**ENTRIES**
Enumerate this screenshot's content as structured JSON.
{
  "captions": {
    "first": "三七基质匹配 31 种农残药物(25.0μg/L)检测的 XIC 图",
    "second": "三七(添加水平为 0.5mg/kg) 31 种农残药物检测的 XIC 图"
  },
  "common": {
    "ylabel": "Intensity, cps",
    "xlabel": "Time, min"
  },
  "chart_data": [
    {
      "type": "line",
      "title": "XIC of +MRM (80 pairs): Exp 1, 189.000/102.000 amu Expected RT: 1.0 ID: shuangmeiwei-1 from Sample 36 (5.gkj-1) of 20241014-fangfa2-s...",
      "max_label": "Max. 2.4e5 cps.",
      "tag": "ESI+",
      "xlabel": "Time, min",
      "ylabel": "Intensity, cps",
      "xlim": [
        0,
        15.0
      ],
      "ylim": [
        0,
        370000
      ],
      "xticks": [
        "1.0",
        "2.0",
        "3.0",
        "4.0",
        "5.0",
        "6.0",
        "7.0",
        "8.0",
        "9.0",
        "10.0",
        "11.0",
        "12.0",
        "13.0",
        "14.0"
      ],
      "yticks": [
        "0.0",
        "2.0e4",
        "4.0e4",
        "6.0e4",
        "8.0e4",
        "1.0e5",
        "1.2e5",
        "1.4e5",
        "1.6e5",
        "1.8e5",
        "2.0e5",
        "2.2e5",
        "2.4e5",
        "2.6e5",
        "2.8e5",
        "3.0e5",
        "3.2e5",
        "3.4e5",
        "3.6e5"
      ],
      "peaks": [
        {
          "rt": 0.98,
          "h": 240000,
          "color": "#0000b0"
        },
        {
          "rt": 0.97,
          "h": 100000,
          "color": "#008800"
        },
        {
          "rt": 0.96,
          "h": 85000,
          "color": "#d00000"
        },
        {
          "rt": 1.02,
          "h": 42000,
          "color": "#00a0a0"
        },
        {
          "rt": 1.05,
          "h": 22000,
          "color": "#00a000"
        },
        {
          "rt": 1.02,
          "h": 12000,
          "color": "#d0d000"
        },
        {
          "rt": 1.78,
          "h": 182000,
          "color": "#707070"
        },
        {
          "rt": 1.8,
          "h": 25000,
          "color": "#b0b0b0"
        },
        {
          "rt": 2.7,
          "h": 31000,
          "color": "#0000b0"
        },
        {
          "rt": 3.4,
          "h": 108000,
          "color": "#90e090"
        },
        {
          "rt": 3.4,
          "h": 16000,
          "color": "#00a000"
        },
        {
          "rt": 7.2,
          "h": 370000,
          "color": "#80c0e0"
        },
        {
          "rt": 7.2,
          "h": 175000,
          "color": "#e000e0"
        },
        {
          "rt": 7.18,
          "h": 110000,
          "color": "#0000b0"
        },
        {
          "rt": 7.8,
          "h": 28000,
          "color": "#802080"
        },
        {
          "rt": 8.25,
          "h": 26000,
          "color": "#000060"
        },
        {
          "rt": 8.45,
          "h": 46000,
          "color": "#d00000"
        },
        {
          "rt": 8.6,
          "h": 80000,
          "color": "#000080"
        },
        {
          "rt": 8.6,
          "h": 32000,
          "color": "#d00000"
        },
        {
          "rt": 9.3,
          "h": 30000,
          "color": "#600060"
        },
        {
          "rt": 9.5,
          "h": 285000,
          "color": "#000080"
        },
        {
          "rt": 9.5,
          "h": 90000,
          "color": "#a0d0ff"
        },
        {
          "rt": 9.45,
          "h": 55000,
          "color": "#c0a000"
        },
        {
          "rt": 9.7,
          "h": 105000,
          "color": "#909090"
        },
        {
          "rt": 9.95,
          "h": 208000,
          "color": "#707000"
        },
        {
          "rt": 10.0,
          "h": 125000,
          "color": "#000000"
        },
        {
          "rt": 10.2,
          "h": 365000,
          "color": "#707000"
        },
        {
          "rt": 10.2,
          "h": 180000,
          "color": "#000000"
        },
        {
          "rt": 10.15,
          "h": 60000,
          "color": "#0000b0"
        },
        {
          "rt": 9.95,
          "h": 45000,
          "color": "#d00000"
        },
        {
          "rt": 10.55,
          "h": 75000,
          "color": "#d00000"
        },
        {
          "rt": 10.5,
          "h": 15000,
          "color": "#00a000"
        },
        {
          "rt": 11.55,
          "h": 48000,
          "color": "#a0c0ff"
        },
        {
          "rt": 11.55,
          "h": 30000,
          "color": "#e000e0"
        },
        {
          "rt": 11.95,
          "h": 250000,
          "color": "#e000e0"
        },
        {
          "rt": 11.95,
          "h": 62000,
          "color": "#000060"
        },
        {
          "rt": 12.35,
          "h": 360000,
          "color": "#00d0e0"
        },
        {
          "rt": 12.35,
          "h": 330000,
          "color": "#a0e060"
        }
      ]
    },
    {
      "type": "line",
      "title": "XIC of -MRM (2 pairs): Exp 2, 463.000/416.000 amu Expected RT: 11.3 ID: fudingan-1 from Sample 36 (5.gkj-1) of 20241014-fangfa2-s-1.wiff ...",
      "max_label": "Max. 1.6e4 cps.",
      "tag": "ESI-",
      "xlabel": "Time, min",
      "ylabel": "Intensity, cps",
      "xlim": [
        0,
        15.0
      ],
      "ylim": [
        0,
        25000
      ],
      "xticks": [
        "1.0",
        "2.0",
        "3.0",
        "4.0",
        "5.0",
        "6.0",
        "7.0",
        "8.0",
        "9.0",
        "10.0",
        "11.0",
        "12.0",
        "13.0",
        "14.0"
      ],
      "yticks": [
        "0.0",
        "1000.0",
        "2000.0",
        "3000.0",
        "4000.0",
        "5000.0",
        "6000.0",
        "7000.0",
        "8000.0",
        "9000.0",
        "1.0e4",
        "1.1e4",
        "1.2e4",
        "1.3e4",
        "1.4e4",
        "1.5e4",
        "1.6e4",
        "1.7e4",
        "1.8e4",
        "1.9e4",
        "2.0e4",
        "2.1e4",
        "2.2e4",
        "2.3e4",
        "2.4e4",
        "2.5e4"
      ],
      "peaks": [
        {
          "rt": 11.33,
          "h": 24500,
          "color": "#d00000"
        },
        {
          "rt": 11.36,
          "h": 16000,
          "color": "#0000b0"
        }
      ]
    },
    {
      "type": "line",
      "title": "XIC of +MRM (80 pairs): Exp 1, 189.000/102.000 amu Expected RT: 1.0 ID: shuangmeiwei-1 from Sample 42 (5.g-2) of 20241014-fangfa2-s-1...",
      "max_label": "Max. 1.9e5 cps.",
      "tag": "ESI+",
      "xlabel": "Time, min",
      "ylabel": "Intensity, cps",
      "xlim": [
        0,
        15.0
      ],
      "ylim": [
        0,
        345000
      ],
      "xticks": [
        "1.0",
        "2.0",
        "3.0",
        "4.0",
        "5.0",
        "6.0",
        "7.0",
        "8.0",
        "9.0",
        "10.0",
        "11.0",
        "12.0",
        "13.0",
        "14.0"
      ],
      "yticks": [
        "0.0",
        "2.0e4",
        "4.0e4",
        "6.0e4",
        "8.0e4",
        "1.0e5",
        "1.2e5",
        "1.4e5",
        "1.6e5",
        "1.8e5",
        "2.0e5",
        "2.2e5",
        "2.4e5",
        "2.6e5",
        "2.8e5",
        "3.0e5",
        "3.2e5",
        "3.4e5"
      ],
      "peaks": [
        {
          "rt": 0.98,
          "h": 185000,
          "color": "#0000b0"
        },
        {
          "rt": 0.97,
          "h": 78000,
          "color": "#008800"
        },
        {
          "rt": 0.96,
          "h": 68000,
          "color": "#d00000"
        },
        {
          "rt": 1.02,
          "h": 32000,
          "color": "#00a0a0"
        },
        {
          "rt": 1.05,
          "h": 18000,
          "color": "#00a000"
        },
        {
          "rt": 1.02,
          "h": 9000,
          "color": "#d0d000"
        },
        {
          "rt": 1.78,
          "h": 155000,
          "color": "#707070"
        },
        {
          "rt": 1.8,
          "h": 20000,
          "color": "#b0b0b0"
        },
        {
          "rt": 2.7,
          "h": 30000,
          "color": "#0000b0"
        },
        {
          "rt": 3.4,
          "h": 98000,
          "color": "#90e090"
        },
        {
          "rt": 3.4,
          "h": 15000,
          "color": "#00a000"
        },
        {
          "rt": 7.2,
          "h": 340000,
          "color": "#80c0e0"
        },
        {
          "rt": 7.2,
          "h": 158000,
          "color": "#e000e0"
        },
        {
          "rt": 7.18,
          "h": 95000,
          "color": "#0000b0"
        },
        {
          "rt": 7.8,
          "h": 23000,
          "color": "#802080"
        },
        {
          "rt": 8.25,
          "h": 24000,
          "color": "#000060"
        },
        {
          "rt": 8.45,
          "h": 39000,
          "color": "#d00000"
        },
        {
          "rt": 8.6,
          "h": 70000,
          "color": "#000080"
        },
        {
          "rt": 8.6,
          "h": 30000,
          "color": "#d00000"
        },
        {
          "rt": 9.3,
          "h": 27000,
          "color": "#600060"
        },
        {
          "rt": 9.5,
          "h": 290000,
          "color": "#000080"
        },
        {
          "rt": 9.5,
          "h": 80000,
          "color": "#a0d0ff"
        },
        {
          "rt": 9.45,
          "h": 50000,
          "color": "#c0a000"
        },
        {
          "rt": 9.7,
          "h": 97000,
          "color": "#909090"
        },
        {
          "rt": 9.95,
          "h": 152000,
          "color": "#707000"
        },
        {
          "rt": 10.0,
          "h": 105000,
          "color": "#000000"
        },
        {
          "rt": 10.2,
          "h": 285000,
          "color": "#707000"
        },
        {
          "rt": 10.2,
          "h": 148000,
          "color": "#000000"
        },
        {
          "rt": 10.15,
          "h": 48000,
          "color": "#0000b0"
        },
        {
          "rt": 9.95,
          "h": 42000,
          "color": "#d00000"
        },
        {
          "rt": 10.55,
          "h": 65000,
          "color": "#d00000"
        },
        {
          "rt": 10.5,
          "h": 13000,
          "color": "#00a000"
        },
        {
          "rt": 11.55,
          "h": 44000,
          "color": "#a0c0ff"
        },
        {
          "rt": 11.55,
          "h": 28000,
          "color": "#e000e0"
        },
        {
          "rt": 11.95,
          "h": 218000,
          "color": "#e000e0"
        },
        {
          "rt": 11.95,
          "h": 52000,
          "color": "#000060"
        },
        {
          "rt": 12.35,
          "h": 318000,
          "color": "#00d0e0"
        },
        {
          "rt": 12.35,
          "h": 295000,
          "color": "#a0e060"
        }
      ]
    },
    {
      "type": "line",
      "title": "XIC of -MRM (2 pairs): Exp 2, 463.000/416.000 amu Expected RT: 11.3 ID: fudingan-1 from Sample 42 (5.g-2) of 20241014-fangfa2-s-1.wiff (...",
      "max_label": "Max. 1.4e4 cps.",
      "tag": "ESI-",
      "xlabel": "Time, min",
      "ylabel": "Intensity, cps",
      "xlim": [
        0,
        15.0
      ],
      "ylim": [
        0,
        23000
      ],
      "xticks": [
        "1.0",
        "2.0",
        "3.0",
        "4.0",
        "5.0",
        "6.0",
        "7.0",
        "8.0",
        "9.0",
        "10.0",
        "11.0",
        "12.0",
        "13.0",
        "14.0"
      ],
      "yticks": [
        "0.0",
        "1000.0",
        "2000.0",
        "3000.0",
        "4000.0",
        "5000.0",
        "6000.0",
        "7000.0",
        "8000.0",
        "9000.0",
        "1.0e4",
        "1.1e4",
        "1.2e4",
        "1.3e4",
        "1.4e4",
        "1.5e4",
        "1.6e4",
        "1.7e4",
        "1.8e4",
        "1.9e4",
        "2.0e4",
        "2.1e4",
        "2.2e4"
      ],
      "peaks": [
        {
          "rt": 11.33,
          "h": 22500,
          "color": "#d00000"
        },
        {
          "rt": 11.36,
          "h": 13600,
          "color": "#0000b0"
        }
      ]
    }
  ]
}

**WHAT IS ASKED**
Extract every line of the records above that contains the word "pairs".

**RESULT OF THE TASK**
      "title": "XIC of +MRM (80 pairs): Exp 1, 189.000/102.000 amu Expected RT: 1.0 ID: shuangmeiwei-1 from Sample 36 (5.gkj-1) of 20241014-fangfa2-s...",
      "title": "XIC of -MRM (2 pairs): Exp 2, 463.000/416.000 amu Expected RT: 11.3 ID: fudingan-1 from Sample 36 (5.gkj-1) of 20241014-fangfa2-s-1.wiff ...",
      "title": "XIC of +MRM (80 pairs): Exp 1, 189.000/102.000 amu Expected RT: 1.0 ID: shuangmeiwei-1 from Sample 42 (5.g-2) of 20241014-fangfa2-s-1...",
      "title": "XIC of -MRM (2 pairs): Exp 2, 463.000/416.000 amu Expected RT: 11.3 ID: fudingan-1 from Sample 42 (5.g-2) of 20241014-fangfa2-s-1.wiff (...",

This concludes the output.